— BEGIN —
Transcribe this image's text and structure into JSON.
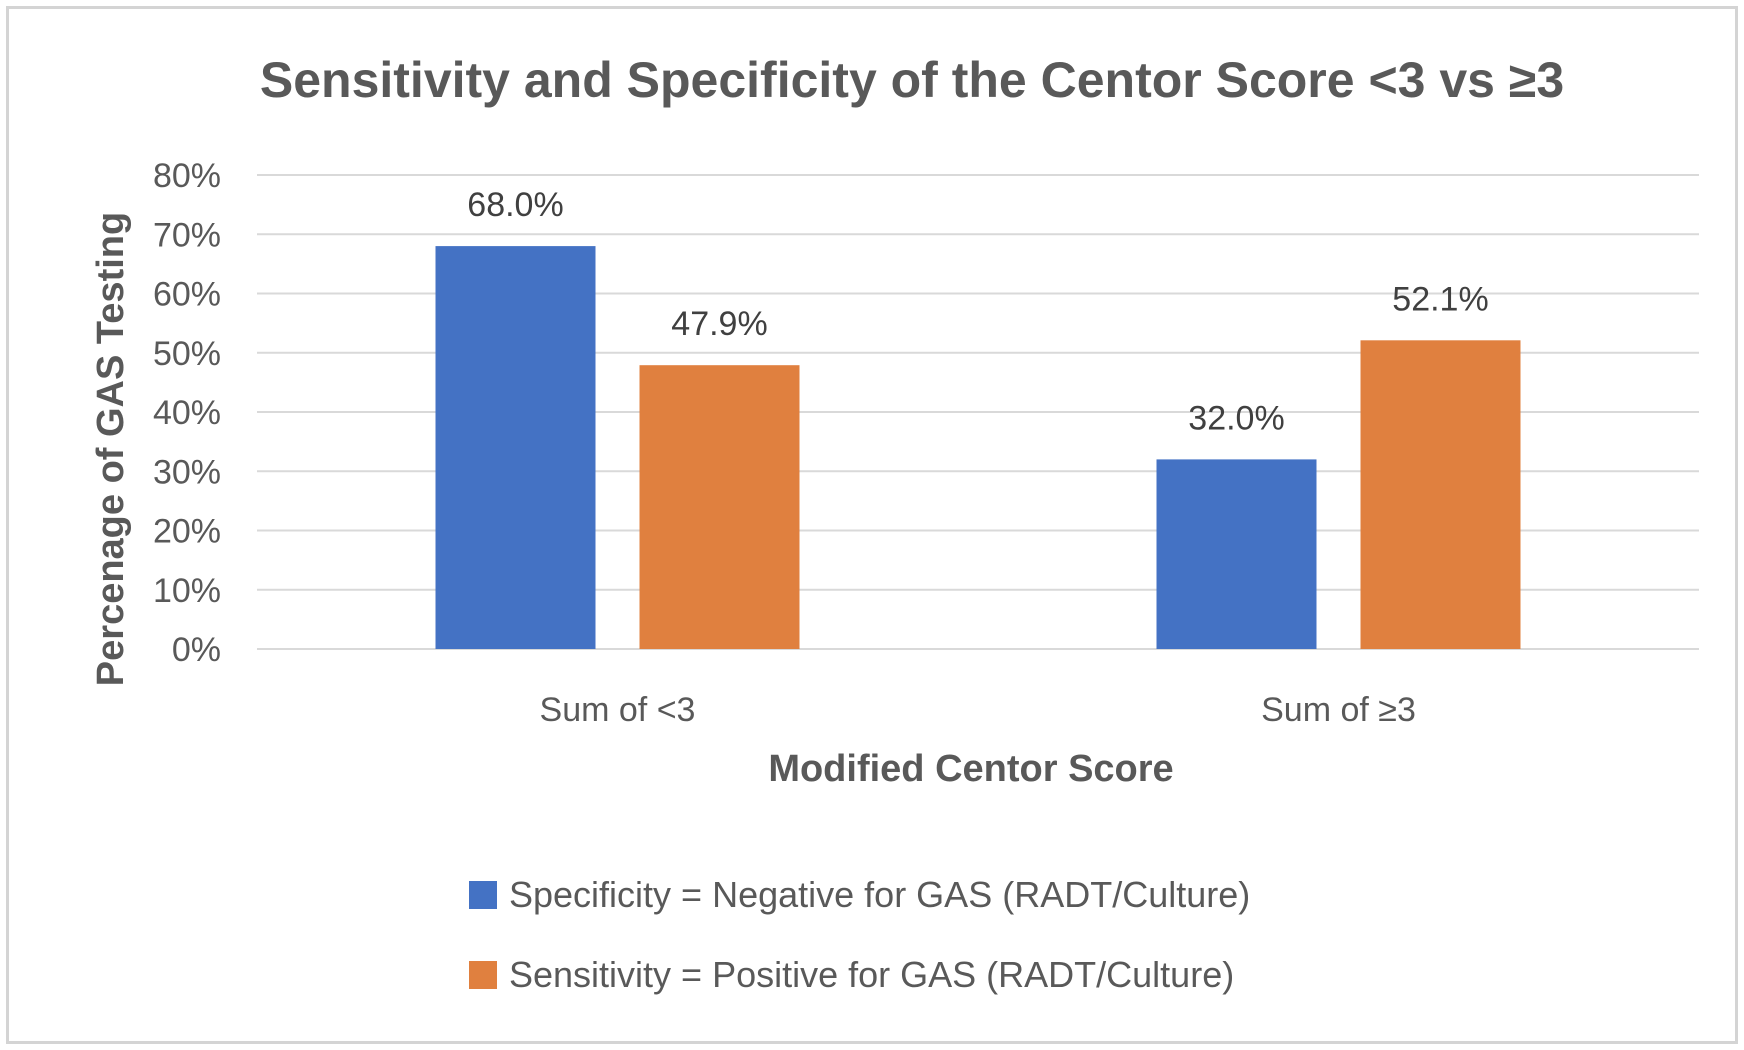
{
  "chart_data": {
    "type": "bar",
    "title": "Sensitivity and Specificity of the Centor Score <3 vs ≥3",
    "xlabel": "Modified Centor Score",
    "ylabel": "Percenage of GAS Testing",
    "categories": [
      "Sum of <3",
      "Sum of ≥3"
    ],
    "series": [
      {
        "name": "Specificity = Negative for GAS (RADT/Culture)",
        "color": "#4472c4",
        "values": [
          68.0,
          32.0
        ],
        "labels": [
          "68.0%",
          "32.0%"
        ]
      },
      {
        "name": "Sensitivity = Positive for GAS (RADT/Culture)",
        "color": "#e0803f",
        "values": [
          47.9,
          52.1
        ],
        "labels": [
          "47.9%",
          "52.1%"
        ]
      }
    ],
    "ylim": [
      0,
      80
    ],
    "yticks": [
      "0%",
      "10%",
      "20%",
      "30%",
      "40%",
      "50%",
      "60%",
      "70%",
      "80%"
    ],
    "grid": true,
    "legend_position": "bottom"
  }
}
— END —
— BEGIN —
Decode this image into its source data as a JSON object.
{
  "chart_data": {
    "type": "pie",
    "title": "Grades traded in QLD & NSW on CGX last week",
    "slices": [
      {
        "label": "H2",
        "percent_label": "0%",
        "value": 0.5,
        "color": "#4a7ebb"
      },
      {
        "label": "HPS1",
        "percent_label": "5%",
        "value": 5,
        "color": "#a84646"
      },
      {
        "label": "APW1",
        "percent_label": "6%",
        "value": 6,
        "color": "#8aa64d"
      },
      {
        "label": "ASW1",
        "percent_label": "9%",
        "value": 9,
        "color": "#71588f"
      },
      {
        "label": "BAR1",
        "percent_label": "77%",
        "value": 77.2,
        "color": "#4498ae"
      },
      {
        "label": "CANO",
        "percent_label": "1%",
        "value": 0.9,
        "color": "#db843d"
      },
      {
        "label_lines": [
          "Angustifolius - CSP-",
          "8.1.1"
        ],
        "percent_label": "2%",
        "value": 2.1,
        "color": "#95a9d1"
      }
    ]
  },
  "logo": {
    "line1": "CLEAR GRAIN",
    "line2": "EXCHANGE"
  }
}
— END —
— BEGIN —
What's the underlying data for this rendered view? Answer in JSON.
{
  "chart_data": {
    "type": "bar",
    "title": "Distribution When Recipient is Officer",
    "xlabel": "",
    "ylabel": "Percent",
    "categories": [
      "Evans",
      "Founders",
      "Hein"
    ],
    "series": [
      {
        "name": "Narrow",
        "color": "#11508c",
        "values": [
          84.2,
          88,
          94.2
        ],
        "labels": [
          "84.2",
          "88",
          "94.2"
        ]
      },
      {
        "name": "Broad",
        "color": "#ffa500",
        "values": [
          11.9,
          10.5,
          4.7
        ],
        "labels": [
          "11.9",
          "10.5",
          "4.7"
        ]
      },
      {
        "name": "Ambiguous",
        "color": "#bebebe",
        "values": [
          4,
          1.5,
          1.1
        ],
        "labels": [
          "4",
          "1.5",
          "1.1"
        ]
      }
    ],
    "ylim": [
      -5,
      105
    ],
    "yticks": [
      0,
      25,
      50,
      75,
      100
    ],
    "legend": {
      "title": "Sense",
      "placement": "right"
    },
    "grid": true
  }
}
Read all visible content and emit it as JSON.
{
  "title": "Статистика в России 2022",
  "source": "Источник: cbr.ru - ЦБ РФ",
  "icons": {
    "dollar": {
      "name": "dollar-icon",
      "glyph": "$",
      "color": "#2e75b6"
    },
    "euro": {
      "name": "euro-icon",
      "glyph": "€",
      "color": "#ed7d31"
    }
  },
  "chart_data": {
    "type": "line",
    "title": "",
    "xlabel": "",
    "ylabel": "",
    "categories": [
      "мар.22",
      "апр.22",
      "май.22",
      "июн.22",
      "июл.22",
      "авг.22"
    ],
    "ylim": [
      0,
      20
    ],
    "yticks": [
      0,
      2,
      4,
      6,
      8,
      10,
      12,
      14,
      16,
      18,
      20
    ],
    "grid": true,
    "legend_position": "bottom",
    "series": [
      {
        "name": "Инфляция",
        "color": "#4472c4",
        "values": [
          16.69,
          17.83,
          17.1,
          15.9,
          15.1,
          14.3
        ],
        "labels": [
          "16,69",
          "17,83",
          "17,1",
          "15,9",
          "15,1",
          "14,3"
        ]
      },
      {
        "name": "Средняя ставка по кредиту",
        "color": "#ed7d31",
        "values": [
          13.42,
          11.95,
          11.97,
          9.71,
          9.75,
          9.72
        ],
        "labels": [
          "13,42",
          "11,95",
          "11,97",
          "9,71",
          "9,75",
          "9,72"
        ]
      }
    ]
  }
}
— END —
▶ [SHORT PROBLEM]: For this exercise, gather every line of the data that contains the word "Centor".

▶ [RESULT]:
    "title": "Sensitivity and Specificity of the Centor Score <3 vs ≥3",
    "xlabel": "Modified Centor Score",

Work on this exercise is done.